--- Figure collection entries ---

******

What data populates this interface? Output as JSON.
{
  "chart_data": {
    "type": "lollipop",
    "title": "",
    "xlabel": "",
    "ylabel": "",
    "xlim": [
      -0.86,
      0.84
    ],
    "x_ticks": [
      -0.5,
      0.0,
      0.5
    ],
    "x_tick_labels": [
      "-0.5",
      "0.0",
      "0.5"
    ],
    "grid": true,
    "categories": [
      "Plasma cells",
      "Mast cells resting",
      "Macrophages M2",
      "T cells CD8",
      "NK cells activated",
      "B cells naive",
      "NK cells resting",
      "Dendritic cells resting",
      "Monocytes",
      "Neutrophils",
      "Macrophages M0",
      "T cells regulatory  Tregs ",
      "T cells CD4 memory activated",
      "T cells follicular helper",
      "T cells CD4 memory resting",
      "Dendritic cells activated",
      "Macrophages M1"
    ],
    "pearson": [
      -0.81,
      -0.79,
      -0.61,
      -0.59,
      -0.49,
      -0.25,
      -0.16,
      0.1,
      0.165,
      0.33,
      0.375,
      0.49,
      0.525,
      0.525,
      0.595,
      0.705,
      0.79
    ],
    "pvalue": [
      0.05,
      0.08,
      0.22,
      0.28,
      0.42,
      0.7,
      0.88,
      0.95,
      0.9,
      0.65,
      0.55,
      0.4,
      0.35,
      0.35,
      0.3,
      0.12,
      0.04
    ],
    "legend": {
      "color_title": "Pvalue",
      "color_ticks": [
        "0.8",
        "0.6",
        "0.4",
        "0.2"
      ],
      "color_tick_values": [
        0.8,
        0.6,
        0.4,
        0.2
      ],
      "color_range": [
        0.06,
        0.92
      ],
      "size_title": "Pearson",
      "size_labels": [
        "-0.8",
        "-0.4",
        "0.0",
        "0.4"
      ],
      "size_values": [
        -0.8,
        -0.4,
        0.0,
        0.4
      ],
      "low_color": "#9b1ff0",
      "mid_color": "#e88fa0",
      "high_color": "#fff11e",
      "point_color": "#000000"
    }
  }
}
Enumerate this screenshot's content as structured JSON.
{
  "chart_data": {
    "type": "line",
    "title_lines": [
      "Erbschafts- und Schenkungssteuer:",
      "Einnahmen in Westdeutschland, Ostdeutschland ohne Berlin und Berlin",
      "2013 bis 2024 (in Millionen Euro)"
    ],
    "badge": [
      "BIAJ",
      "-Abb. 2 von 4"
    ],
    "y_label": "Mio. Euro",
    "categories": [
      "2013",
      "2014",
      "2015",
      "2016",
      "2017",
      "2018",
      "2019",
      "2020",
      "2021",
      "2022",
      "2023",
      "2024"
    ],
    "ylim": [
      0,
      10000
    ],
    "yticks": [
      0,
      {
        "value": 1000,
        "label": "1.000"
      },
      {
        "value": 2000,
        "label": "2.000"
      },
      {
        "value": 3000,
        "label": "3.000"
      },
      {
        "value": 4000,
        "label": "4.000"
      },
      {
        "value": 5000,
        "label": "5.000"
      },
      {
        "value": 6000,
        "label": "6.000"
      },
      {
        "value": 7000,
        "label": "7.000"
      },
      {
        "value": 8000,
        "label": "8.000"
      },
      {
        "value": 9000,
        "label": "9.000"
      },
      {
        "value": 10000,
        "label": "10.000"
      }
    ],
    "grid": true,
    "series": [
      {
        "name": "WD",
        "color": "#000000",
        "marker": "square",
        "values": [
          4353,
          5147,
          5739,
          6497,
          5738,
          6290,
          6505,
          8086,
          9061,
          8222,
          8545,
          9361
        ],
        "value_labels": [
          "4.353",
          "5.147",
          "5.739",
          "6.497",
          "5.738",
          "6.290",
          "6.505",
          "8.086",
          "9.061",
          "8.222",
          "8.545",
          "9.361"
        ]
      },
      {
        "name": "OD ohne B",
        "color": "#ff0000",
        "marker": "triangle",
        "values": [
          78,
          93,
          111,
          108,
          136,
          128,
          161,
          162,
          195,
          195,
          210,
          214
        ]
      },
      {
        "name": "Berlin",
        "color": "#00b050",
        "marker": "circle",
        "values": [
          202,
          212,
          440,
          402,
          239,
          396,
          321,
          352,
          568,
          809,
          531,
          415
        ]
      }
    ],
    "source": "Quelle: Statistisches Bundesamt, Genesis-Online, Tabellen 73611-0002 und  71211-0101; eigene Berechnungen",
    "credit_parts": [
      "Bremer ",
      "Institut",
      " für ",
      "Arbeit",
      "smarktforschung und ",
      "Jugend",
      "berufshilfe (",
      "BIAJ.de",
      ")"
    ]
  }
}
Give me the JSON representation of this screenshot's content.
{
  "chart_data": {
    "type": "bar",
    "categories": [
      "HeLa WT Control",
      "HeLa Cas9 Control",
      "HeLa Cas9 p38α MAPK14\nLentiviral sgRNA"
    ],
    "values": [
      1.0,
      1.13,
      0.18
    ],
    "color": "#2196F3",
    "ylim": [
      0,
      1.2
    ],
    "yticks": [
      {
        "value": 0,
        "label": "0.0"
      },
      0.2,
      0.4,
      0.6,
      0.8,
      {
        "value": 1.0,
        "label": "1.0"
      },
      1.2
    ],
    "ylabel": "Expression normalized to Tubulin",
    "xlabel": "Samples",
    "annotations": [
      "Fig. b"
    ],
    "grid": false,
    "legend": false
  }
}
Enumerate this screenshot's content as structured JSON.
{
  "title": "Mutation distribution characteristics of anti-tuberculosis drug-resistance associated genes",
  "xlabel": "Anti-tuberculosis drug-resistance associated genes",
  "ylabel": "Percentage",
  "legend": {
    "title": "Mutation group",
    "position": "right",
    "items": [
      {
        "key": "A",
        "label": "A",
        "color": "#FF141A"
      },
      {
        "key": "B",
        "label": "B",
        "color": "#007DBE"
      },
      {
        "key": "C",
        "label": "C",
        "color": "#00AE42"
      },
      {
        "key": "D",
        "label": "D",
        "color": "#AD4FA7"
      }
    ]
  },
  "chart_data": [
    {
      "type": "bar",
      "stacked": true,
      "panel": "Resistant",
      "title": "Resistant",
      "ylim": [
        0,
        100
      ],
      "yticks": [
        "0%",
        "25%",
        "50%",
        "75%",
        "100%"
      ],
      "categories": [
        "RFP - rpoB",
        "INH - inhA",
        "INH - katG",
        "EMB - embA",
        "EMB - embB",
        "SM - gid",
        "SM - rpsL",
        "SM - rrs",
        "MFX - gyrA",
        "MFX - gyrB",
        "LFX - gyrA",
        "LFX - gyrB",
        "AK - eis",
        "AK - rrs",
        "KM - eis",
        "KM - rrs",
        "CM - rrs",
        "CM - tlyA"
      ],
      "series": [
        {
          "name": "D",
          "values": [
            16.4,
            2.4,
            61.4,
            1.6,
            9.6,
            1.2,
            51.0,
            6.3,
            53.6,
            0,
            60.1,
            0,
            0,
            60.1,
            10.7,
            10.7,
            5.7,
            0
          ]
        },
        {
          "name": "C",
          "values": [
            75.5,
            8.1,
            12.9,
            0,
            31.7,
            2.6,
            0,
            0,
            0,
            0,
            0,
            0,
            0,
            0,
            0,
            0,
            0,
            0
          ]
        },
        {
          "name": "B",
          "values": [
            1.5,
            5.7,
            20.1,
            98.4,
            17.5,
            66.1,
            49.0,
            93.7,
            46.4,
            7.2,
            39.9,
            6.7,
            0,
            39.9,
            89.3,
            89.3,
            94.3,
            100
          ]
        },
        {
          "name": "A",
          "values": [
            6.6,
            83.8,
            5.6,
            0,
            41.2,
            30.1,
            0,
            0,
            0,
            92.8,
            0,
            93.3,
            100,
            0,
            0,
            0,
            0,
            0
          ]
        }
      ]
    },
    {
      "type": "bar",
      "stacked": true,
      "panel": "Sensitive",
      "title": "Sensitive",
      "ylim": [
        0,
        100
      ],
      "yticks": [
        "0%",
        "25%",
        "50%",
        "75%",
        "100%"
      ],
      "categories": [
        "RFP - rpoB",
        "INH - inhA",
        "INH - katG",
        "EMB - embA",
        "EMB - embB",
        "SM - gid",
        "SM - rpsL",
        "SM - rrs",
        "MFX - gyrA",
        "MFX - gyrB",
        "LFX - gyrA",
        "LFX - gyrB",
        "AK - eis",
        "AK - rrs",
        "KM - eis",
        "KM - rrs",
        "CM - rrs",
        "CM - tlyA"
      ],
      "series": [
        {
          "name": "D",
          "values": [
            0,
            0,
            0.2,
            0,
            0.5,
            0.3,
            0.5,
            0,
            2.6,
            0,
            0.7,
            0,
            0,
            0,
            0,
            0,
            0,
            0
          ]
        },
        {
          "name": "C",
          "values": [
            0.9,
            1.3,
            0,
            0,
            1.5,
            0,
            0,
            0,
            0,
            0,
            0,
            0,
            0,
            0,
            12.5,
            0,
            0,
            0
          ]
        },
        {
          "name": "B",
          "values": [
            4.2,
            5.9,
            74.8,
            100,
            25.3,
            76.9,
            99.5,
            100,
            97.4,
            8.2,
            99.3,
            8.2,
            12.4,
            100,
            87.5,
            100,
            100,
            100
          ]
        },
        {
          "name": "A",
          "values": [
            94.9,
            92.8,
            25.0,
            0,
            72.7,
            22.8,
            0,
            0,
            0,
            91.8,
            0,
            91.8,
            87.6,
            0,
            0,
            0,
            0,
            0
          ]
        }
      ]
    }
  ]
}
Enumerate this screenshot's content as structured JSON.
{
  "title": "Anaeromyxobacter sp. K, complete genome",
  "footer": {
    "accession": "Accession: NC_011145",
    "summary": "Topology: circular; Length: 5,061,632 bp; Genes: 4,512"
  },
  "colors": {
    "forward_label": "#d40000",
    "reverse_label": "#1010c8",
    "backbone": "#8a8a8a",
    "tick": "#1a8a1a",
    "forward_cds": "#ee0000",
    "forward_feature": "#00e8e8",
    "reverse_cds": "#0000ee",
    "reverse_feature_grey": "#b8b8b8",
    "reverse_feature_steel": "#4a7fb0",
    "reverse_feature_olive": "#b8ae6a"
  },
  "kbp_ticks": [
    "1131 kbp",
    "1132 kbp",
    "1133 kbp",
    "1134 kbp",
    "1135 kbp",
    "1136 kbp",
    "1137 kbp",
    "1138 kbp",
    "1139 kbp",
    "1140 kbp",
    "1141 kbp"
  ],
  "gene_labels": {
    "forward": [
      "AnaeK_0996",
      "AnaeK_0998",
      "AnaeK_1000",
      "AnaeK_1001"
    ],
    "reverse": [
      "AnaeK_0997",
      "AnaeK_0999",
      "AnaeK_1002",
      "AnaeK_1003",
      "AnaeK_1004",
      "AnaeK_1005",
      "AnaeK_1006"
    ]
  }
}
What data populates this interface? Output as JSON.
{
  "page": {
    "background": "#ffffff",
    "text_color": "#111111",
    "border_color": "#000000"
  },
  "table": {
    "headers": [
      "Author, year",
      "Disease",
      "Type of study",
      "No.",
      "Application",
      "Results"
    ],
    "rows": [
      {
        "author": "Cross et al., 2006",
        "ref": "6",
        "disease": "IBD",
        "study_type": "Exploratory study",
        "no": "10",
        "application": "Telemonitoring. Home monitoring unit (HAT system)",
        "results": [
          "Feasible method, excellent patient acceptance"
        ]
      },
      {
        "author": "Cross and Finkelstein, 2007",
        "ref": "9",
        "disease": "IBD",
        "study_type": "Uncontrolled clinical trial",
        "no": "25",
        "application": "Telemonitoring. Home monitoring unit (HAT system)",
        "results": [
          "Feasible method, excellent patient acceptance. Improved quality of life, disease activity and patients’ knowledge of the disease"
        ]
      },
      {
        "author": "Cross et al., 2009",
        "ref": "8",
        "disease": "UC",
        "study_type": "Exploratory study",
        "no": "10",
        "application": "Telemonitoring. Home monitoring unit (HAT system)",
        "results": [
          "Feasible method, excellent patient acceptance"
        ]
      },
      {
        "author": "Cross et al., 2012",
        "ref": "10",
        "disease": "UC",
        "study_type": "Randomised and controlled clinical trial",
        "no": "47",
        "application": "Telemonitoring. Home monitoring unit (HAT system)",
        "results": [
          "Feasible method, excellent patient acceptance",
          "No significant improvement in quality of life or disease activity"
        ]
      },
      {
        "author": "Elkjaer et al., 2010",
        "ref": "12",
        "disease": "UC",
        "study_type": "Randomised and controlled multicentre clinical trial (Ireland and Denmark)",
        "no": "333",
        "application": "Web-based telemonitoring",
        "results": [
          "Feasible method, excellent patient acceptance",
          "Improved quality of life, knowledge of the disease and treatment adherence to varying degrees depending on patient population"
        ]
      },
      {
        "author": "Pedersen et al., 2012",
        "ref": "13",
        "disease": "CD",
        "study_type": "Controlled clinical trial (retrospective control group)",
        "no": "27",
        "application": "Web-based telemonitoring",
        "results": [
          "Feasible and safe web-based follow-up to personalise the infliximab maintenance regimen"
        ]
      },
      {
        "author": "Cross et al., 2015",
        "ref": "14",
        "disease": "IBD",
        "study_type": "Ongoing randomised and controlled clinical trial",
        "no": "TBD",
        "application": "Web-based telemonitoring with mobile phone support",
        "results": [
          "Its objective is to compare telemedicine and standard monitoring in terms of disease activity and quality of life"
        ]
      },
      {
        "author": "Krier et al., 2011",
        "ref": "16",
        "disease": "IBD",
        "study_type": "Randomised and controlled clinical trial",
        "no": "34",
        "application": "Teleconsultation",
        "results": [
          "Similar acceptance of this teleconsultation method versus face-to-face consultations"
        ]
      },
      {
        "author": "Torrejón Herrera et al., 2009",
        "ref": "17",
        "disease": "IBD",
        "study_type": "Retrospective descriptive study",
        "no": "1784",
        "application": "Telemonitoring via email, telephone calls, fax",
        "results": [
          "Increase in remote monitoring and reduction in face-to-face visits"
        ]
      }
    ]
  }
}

******

Whenever a line of the entries contains the string "resistance", copy that line.

--- Solution to this task ---
  "title": "Mutation distribution characteristics of anti-tuberculosis drug-resistance associated genes",
  "xlabel": "Anti-tuberculosis drug-resistance associated genes",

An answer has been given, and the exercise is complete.